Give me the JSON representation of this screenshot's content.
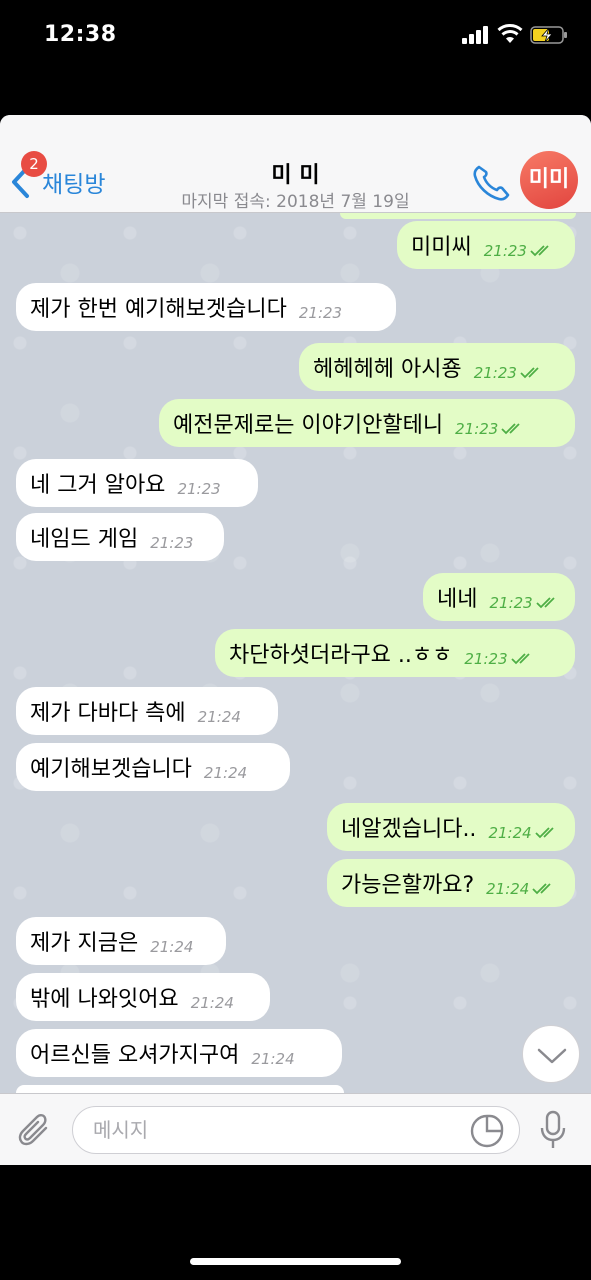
{
  "status_bar": {
    "time": "12:38"
  },
  "header": {
    "back_badge": "2",
    "back_label": "채팅방",
    "title": "미 미",
    "subtitle": "마지막 접속: 2018년 7월 19일",
    "avatar_initials": "미미"
  },
  "messages": [
    {
      "dir": "out",
      "text": "미미씨",
      "time": "21:23",
      "read": true
    },
    {
      "dir": "in",
      "text": "제가 한번 예기해보겟습니다",
      "time": "21:23"
    },
    {
      "dir": "out",
      "text": "헤헤헤헤 아시죵",
      "time": "21:23",
      "read": true
    },
    {
      "dir": "out",
      "text": "예전문제로는 이야기안할테니",
      "time": "21:23",
      "read": true
    },
    {
      "dir": "in",
      "text": "네 그거 알아요",
      "time": "21:23"
    },
    {
      "dir": "in",
      "text": "네임드 게임",
      "time": "21:23"
    },
    {
      "dir": "out",
      "text": "네네",
      "time": "21:23",
      "read": true
    },
    {
      "dir": "out",
      "text": "차단하셧더라구요 ..ㅎㅎ",
      "time": "21:23",
      "read": true
    },
    {
      "dir": "in",
      "text": "제가 다바다 측에",
      "time": "21:24"
    },
    {
      "dir": "in",
      "text": "예기해보겟습니다",
      "time": "21:24"
    },
    {
      "dir": "out",
      "text": "네알겠습니다..",
      "time": "21:24",
      "read": true
    },
    {
      "dir": "out",
      "text": "가능은할까요?",
      "time": "21:24",
      "read": true
    },
    {
      "dir": "in",
      "text": "제가 지금은",
      "time": "21:24"
    },
    {
      "dir": "in",
      "text": "밖에 나와잇어요",
      "time": "21:24"
    },
    {
      "dir": "in",
      "text": "어르신들 오셔가지구여",
      "time": "21:24"
    }
  ],
  "input": {
    "placeholder": "메시지"
  },
  "colors": {
    "accent": "#2a86d9",
    "outgoing_bubble": "#e3fcc6",
    "incoming_bubble": "#ffffff",
    "badge": "#e84c43",
    "read_ticks": "#4eae45"
  }
}
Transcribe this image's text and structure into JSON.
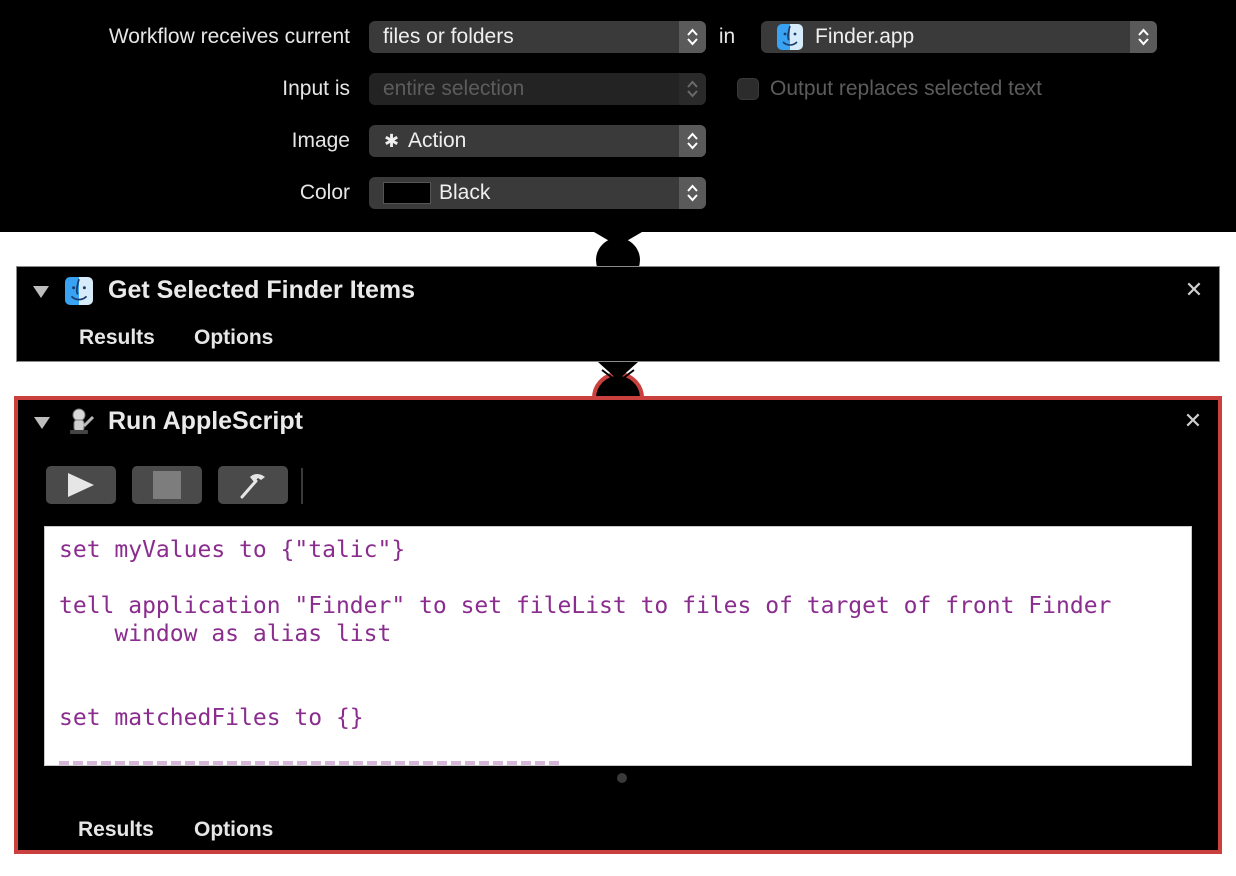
{
  "settings": {
    "workflow_label": "Workflow receives current",
    "workflow_value": "files or folders",
    "in_label": "in",
    "app_value": "Finder.app",
    "input_label": "Input is",
    "input_value": "entire selection",
    "output_replaces_label": "Output replaces selected text",
    "image_label": "Image",
    "image_value": "Action",
    "color_label": "Color",
    "color_value": "Black",
    "color_swatch": "#000000"
  },
  "actions": [
    {
      "title": "Get Selected Finder Items",
      "tabs": [
        "Results",
        "Options"
      ]
    },
    {
      "title": "Run AppleScript",
      "tabs": [
        "Results",
        "Options"
      ],
      "highlight_color": "#c9403f",
      "code": [
        "set myValues to {\"talic\"}",
        "",
        "tell application \"Finder\" to set fileList to files of target of front Finder",
        "    window as alias list",
        "",
        "",
        "set matchedFiles to {}"
      ]
    }
  ],
  "icons": {
    "finder": "finder-icon",
    "applescript": "applescript-icon",
    "gear": "gear-icon",
    "run": "play-icon",
    "stop": "stop-icon",
    "compile": "hammer-icon",
    "close": "close-icon",
    "disclosure": "disclosure-triangle-icon"
  }
}
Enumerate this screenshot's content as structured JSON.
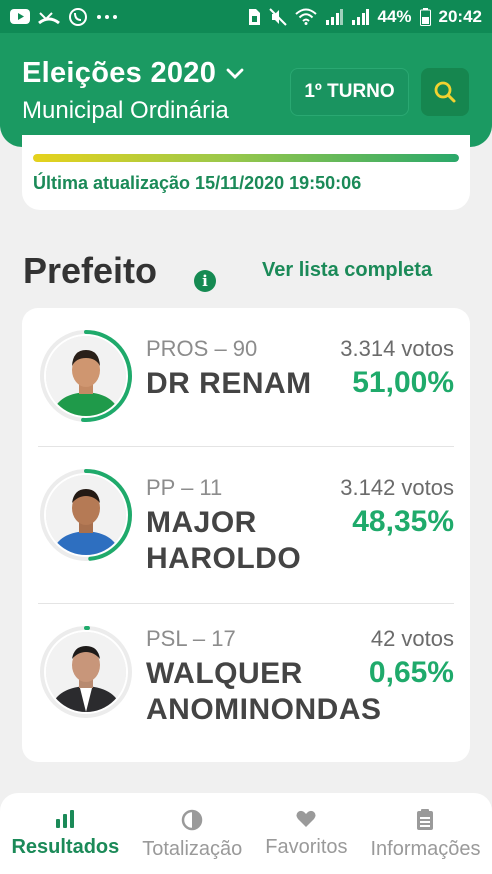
{
  "status_bar": {
    "battery": "44%",
    "time": "20:42",
    "left_icons": [
      "youtube-icon",
      "missed-call-icon",
      "whatsapp-icon",
      "more-dots-icon"
    ],
    "right_icons": [
      "sim-icon",
      "mute-icon",
      "wifi-icon",
      "signal-icon",
      "signal-icon",
      "battery-icon"
    ]
  },
  "header": {
    "title": "Eleições 2020",
    "subtitle": "Municipal Ordinária",
    "turno_label": "1º TURNO",
    "accent": "#1b9a62"
  },
  "update": {
    "label": "Última atualização 15/11/2020 19:50:06",
    "progress": 1.0
  },
  "section": {
    "title": "Prefeito",
    "see_all": "Ver lista completa"
  },
  "candidates": [
    {
      "party": "PROS – 90",
      "name": "DR RENAM",
      "votes": "3.314 votos",
      "percent": "51,00%",
      "share": 0.51
    },
    {
      "party": "PP – 11",
      "name": "MAJOR HAROLDO",
      "votes": "3.142 votos",
      "percent": "48,35%",
      "share": 0.4835
    },
    {
      "party": "PSL – 17",
      "name": "WALQUER ANOMINONDAS",
      "votes": "42 votos",
      "percent": "0,65%",
      "share": 0.0065
    }
  ],
  "bottom_nav": [
    {
      "label": "Resultados",
      "icon": "bar-chart-icon",
      "active": true
    },
    {
      "label": "Totalização",
      "icon": "pie-icon",
      "active": false
    },
    {
      "label": "Favoritos",
      "icon": "heart-icon",
      "active": false
    },
    {
      "label": "Informações",
      "icon": "clipboard-icon",
      "active": false
    }
  ]
}
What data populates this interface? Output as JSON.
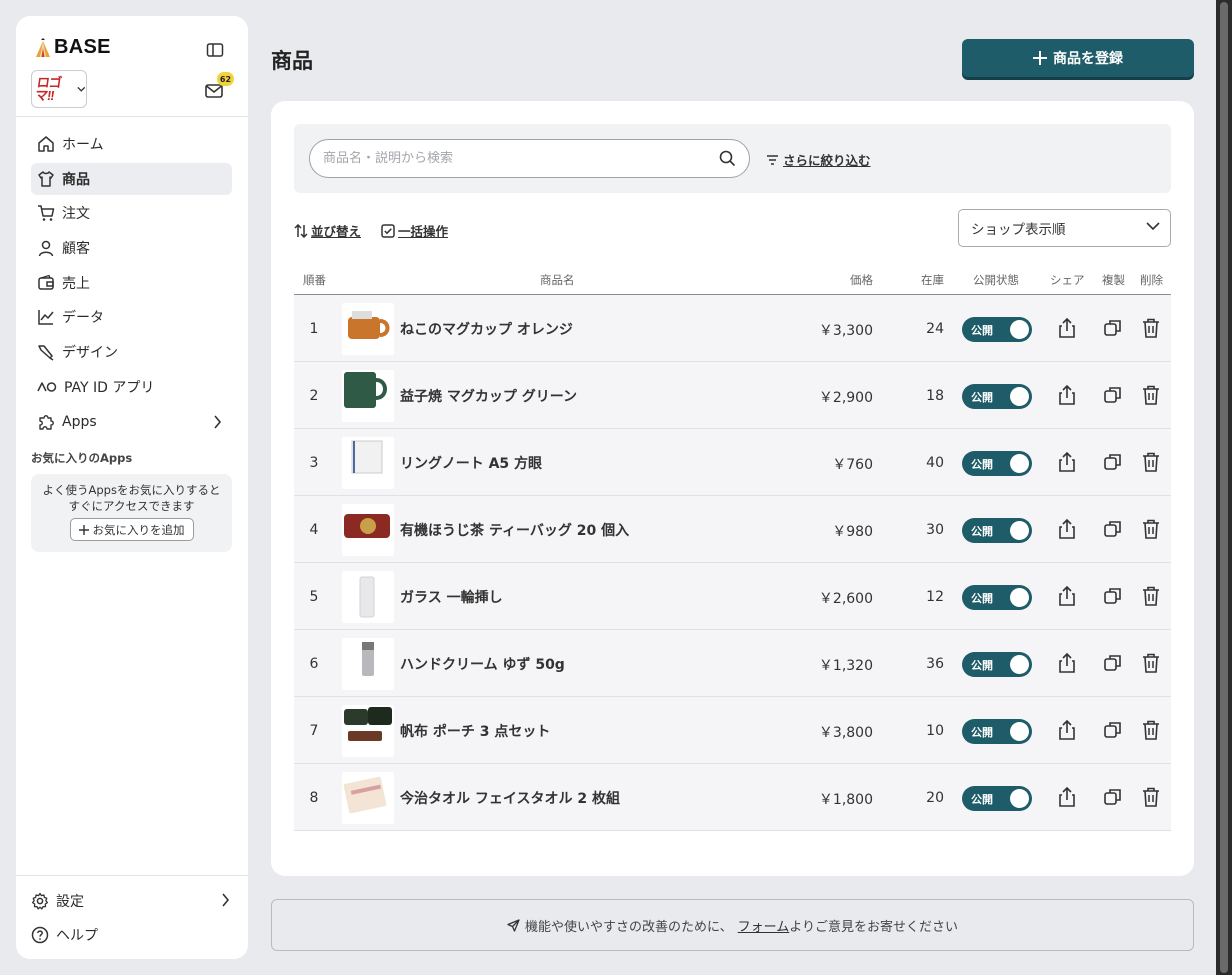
{
  "brand": {
    "name": "BASE"
  },
  "shop": {
    "logo_text": "ロゴマ!!"
  },
  "mail": {
    "badge_count": "62"
  },
  "nav": {
    "items": [
      {
        "label": "ホーム",
        "icon": "home-icon"
      },
      {
        "label": "商品",
        "icon": "shirt-icon",
        "active": true
      },
      {
        "label": "注文",
        "icon": "cart-icon"
      },
      {
        "label": "顧客",
        "icon": "user-icon"
      },
      {
        "label": "売上",
        "icon": "wallet-icon"
      },
      {
        "label": "データ",
        "icon": "chart-line-icon"
      },
      {
        "label": "デザイン",
        "icon": "brush-icon"
      },
      {
        "label": "PAY ID アプリ",
        "icon": "payid-icon"
      },
      {
        "label": "Apps",
        "icon": "puzzle-icon"
      }
    ]
  },
  "favorites": {
    "title": "お気に入りのApps",
    "description": "よく使うAppsをお気に入りするとすぐにアクセスできます",
    "add_label": "お気に入りを追加"
  },
  "bottom_nav": {
    "settings": "設定",
    "help": "ヘルプ"
  },
  "page": {
    "title": "商品",
    "register_label": "商品を登録"
  },
  "search": {
    "placeholder": "商品名・説明から検索",
    "value": ""
  },
  "filters": {
    "refine_label": "さらに絞り込む",
    "sort_label": "並び替え",
    "bulk_label": "一括操作"
  },
  "sort_select": {
    "selected": "ショップ表示順"
  },
  "table": {
    "headers": {
      "order": "順番",
      "name": "商品名",
      "price": "価格",
      "stock": "在庫",
      "status": "公開状態",
      "share": "シェア",
      "copy": "複製",
      "delete": "削除"
    },
    "rows": [
      {
        "order": "1",
        "name": "ねこのマグカップ オレンジ",
        "price": "￥3,300",
        "stock": "24",
        "status": "公開"
      },
      {
        "order": "2",
        "name": "益子焼 マグカップ グリーン",
        "price": "￥2,900",
        "stock": "18",
        "status": "公開"
      },
      {
        "order": "3",
        "name": "リングノート A5 方眼",
        "price": "￥760",
        "stock": "40",
        "status": "公開"
      },
      {
        "order": "4",
        "name": "有機ほうじ茶 ティーバッグ 20 個入",
        "price": "￥980",
        "stock": "30",
        "status": "公開"
      },
      {
        "order": "5",
        "name": "ガラス 一輪挿し",
        "price": "￥2,600",
        "stock": "12",
        "status": "公開"
      },
      {
        "order": "6",
        "name": "ハンドクリーム ゆず 50g",
        "price": "￥1,320",
        "stock": "36",
        "status": "公開"
      },
      {
        "order": "7",
        "name": "帆布 ポーチ 3 点セット",
        "price": "￥3,800",
        "stock": "10",
        "status": "公開"
      },
      {
        "order": "8",
        "name": "今治タオル フェイスタオル 2 枚組",
        "price": "￥1,800",
        "stock": "20",
        "status": "公開"
      }
    ]
  },
  "feedback": {
    "prefix": "機能や使いやすさの改善のために、",
    "link": "フォーム",
    "suffix": "よりご意見をお寄せください"
  },
  "colors": {
    "accent": "#1d5c68",
    "badge": "#f3d33c",
    "background": "#e9eaee"
  }
}
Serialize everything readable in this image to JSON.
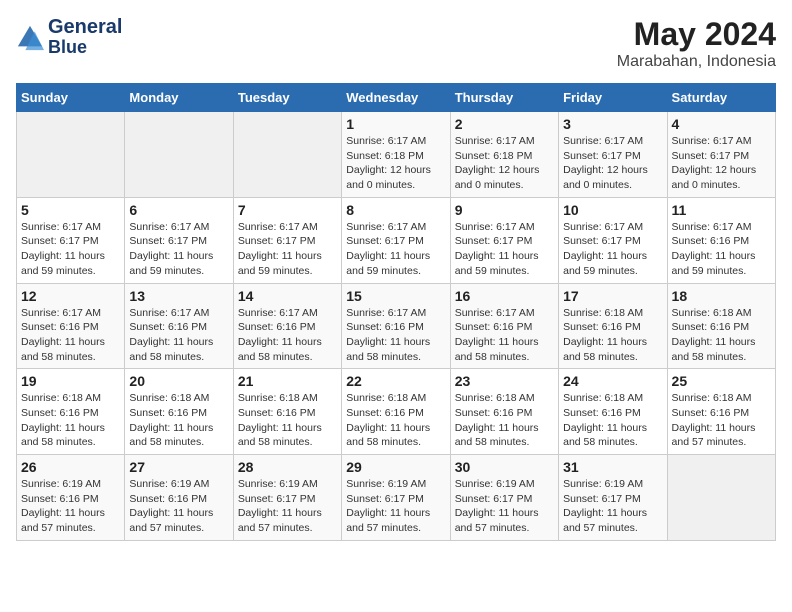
{
  "header": {
    "logo_line1": "General",
    "logo_line2": "Blue",
    "title": "May 2024",
    "subtitle": "Marabahan, Indonesia"
  },
  "weekdays": [
    "Sunday",
    "Monday",
    "Tuesday",
    "Wednesday",
    "Thursday",
    "Friday",
    "Saturday"
  ],
  "weeks": [
    [
      {
        "day": "",
        "sunrise": "",
        "sunset": "",
        "daylight": ""
      },
      {
        "day": "",
        "sunrise": "",
        "sunset": "",
        "daylight": ""
      },
      {
        "day": "",
        "sunrise": "",
        "sunset": "",
        "daylight": ""
      },
      {
        "day": "1",
        "sunrise": "Sunrise: 6:17 AM",
        "sunset": "Sunset: 6:18 PM",
        "daylight": "Daylight: 12 hours and 0 minutes."
      },
      {
        "day": "2",
        "sunrise": "Sunrise: 6:17 AM",
        "sunset": "Sunset: 6:18 PM",
        "daylight": "Daylight: 12 hours and 0 minutes."
      },
      {
        "day": "3",
        "sunrise": "Sunrise: 6:17 AM",
        "sunset": "Sunset: 6:17 PM",
        "daylight": "Daylight: 12 hours and 0 minutes."
      },
      {
        "day": "4",
        "sunrise": "Sunrise: 6:17 AM",
        "sunset": "Sunset: 6:17 PM",
        "daylight": "Daylight: 12 hours and 0 minutes."
      }
    ],
    [
      {
        "day": "5",
        "sunrise": "Sunrise: 6:17 AM",
        "sunset": "Sunset: 6:17 PM",
        "daylight": "Daylight: 11 hours and 59 minutes."
      },
      {
        "day": "6",
        "sunrise": "Sunrise: 6:17 AM",
        "sunset": "Sunset: 6:17 PM",
        "daylight": "Daylight: 11 hours and 59 minutes."
      },
      {
        "day": "7",
        "sunrise": "Sunrise: 6:17 AM",
        "sunset": "Sunset: 6:17 PM",
        "daylight": "Daylight: 11 hours and 59 minutes."
      },
      {
        "day": "8",
        "sunrise": "Sunrise: 6:17 AM",
        "sunset": "Sunset: 6:17 PM",
        "daylight": "Daylight: 11 hours and 59 minutes."
      },
      {
        "day": "9",
        "sunrise": "Sunrise: 6:17 AM",
        "sunset": "Sunset: 6:17 PM",
        "daylight": "Daylight: 11 hours and 59 minutes."
      },
      {
        "day": "10",
        "sunrise": "Sunrise: 6:17 AM",
        "sunset": "Sunset: 6:17 PM",
        "daylight": "Daylight: 11 hours and 59 minutes."
      },
      {
        "day": "11",
        "sunrise": "Sunrise: 6:17 AM",
        "sunset": "Sunset: 6:16 PM",
        "daylight": "Daylight: 11 hours and 59 minutes."
      }
    ],
    [
      {
        "day": "12",
        "sunrise": "Sunrise: 6:17 AM",
        "sunset": "Sunset: 6:16 PM",
        "daylight": "Daylight: 11 hours and 58 minutes."
      },
      {
        "day": "13",
        "sunrise": "Sunrise: 6:17 AM",
        "sunset": "Sunset: 6:16 PM",
        "daylight": "Daylight: 11 hours and 58 minutes."
      },
      {
        "day": "14",
        "sunrise": "Sunrise: 6:17 AM",
        "sunset": "Sunset: 6:16 PM",
        "daylight": "Daylight: 11 hours and 58 minutes."
      },
      {
        "day": "15",
        "sunrise": "Sunrise: 6:17 AM",
        "sunset": "Sunset: 6:16 PM",
        "daylight": "Daylight: 11 hours and 58 minutes."
      },
      {
        "day": "16",
        "sunrise": "Sunrise: 6:17 AM",
        "sunset": "Sunset: 6:16 PM",
        "daylight": "Daylight: 11 hours and 58 minutes."
      },
      {
        "day": "17",
        "sunrise": "Sunrise: 6:18 AM",
        "sunset": "Sunset: 6:16 PM",
        "daylight": "Daylight: 11 hours and 58 minutes."
      },
      {
        "day": "18",
        "sunrise": "Sunrise: 6:18 AM",
        "sunset": "Sunset: 6:16 PM",
        "daylight": "Daylight: 11 hours and 58 minutes."
      }
    ],
    [
      {
        "day": "19",
        "sunrise": "Sunrise: 6:18 AM",
        "sunset": "Sunset: 6:16 PM",
        "daylight": "Daylight: 11 hours and 58 minutes."
      },
      {
        "day": "20",
        "sunrise": "Sunrise: 6:18 AM",
        "sunset": "Sunset: 6:16 PM",
        "daylight": "Daylight: 11 hours and 58 minutes."
      },
      {
        "day": "21",
        "sunrise": "Sunrise: 6:18 AM",
        "sunset": "Sunset: 6:16 PM",
        "daylight": "Daylight: 11 hours and 58 minutes."
      },
      {
        "day": "22",
        "sunrise": "Sunrise: 6:18 AM",
        "sunset": "Sunset: 6:16 PM",
        "daylight": "Daylight: 11 hours and 58 minutes."
      },
      {
        "day": "23",
        "sunrise": "Sunrise: 6:18 AM",
        "sunset": "Sunset: 6:16 PM",
        "daylight": "Daylight: 11 hours and 58 minutes."
      },
      {
        "day": "24",
        "sunrise": "Sunrise: 6:18 AM",
        "sunset": "Sunset: 6:16 PM",
        "daylight": "Daylight: 11 hours and 58 minutes."
      },
      {
        "day": "25",
        "sunrise": "Sunrise: 6:18 AM",
        "sunset": "Sunset: 6:16 PM",
        "daylight": "Daylight: 11 hours and 57 minutes."
      }
    ],
    [
      {
        "day": "26",
        "sunrise": "Sunrise: 6:19 AM",
        "sunset": "Sunset: 6:16 PM",
        "daylight": "Daylight: 11 hours and 57 minutes."
      },
      {
        "day": "27",
        "sunrise": "Sunrise: 6:19 AM",
        "sunset": "Sunset: 6:16 PM",
        "daylight": "Daylight: 11 hours and 57 minutes."
      },
      {
        "day": "28",
        "sunrise": "Sunrise: 6:19 AM",
        "sunset": "Sunset: 6:17 PM",
        "daylight": "Daylight: 11 hours and 57 minutes."
      },
      {
        "day": "29",
        "sunrise": "Sunrise: 6:19 AM",
        "sunset": "Sunset: 6:17 PM",
        "daylight": "Daylight: 11 hours and 57 minutes."
      },
      {
        "day": "30",
        "sunrise": "Sunrise: 6:19 AM",
        "sunset": "Sunset: 6:17 PM",
        "daylight": "Daylight: 11 hours and 57 minutes."
      },
      {
        "day": "31",
        "sunrise": "Sunrise: 6:19 AM",
        "sunset": "Sunset: 6:17 PM",
        "daylight": "Daylight: 11 hours and 57 minutes."
      },
      {
        "day": "",
        "sunrise": "",
        "sunset": "",
        "daylight": ""
      }
    ]
  ]
}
__________
DIRECTION: Copy each line of the listing in which the word "votes" can be found.

COMPLETE RESPONSE:
      "votes": "3.314 votos",
      "votes": "3.142 votos",
      "votes": "42 votos",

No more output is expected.